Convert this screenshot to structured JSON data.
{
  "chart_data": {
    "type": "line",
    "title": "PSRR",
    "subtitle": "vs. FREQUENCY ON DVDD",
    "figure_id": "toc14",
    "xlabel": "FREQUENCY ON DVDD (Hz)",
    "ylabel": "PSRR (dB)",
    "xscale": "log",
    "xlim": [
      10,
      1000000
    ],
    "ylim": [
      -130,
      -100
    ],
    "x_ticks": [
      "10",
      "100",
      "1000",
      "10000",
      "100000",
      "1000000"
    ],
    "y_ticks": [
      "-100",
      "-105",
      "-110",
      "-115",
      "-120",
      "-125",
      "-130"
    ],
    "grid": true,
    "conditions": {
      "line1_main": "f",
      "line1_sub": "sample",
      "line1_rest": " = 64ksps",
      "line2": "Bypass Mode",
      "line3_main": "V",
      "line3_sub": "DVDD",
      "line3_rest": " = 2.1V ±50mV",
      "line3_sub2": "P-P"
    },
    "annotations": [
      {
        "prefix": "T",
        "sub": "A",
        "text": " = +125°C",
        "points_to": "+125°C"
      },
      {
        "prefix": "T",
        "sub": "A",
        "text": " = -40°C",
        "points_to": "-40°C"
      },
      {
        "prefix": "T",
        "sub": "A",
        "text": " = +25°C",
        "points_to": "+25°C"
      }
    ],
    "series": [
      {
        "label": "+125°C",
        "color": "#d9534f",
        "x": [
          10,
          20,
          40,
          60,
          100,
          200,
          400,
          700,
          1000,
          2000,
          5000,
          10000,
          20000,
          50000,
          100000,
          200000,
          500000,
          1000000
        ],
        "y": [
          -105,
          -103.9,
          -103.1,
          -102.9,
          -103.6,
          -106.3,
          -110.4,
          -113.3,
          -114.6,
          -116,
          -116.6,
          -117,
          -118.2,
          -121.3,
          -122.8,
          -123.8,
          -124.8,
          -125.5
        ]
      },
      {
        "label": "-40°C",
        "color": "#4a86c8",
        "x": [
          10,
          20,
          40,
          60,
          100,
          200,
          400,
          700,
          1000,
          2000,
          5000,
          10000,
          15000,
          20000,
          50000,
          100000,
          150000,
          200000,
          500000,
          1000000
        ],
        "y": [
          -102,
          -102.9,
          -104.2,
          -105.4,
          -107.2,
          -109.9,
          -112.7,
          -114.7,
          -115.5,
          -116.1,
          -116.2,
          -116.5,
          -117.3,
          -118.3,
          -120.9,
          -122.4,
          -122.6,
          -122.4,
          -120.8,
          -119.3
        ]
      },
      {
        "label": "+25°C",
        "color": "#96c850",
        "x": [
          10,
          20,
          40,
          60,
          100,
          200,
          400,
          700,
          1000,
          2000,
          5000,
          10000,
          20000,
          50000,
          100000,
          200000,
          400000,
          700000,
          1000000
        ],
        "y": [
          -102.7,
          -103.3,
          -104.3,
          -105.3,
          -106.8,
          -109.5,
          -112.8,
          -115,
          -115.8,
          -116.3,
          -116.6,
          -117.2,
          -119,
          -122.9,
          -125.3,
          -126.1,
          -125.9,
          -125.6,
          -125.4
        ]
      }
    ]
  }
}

---+---

§ **Your instructions**
Retype every record above exactly as it appears.

§ **Complete output**
Convert this screenshot to structured JSON data.
{
  "chart_data": {
    "type": "line",
    "title": "PSRR",
    "subtitle": "vs. FREQUENCY ON DVDD",
    "figure_id": "toc14",
    "xlabel": "FREQUENCY ON DVDD (Hz)",
    "ylabel": "PSRR (dB)",
    "xscale": "log",
    "xlim": [
      10,
      1000000
    ],
    "ylim": [
      -130,
      -100
    ],
    "x_ticks": [
      "10",
      "100",
      "1000",
      "10000",
      "100000",
      "1000000"
    ],
    "y_ticks": [
      "-100",
      "-105",
      "-110",
      "-115",
      "-120",
      "-125",
      "-130"
    ],
    "grid": true,
    "conditions": {
      "line1_main": "f",
      "line1_sub": "sample",
      "line1_rest": " = 64ksps",
      "line2": "Bypass Mode",
      "line3_main": "V",
      "line3_sub": "DVDD",
      "line3_rest": " = 2.1V ±50mV",
      "line3_sub2": "P-P"
    },
    "annotations": [
      {
        "prefix": "T",
        "sub": "A",
        "text": " = +125°C",
        "points_to": "+125°C"
      },
      {
        "prefix": "T",
        "sub": "A",
        "text": " = -40°C",
        "points_to": "-40°C"
      },
      {
        "prefix": "T",
        "sub": "A",
        "text": " = +25°C",
        "points_to": "+25°C"
      }
    ],
    "series": [
      {
        "label": "+125°C",
        "color": "#d9534f",
        "x": [
          10,
          20,
          40,
          60,
          100,
          200,
          400,
          700,
          1000,
          2000,
          5000,
          10000,
          20000,
          50000,
          100000,
          200000,
          500000,
          1000000
        ],
        "y": [
          -105,
          -103.9,
          -103.1,
          -102.9,
          -103.6,
          -106.3,
          -110.4,
          -113.3,
          -114.6,
          -116,
          -116.6,
          -117,
          -118.2,
          -121.3,
          -122.8,
          -123.8,
          -124.8,
          -125.5
        ]
      },
      {
        "label": "-40°C",
        "color": "#4a86c8",
        "x": [
          10,
          20,
          40,
          60,
          100,
          200,
          400,
          700,
          1000,
          2000,
          5000,
          10000,
          15000,
          20000,
          50000,
          100000,
          150000,
          200000,
          500000,
          1000000
        ],
        "y": [
          -102,
          -102.9,
          -104.2,
          -105.4,
          -107.2,
          -109.9,
          -112.7,
          -114.7,
          -115.5,
          -116.1,
          -116.2,
          -116.5,
          -117.3,
          -118.3,
          -120.9,
          -122.4,
          -122.6,
          -122.4,
          -120.8,
          -119.3
        ]
      },
      {
        "label": "+25°C",
        "color": "#96c850",
        "x": [
          10,
          20,
          40,
          60,
          100,
          200,
          400,
          700,
          1000,
          2000,
          5000,
          10000,
          20000,
          50000,
          100000,
          200000,
          400000,
          700000,
          1000000
        ],
        "y": [
          -102.7,
          -103.3,
          -104.3,
          -105.3,
          -106.8,
          -109.5,
          -112.8,
          -115,
          -115.8,
          -116.3,
          -116.6,
          -117.2,
          -119,
          -122.9,
          -125.3,
          -126.1,
          -125.9,
          -125.6,
          -125.4
        ]
      }
    ]
  }
}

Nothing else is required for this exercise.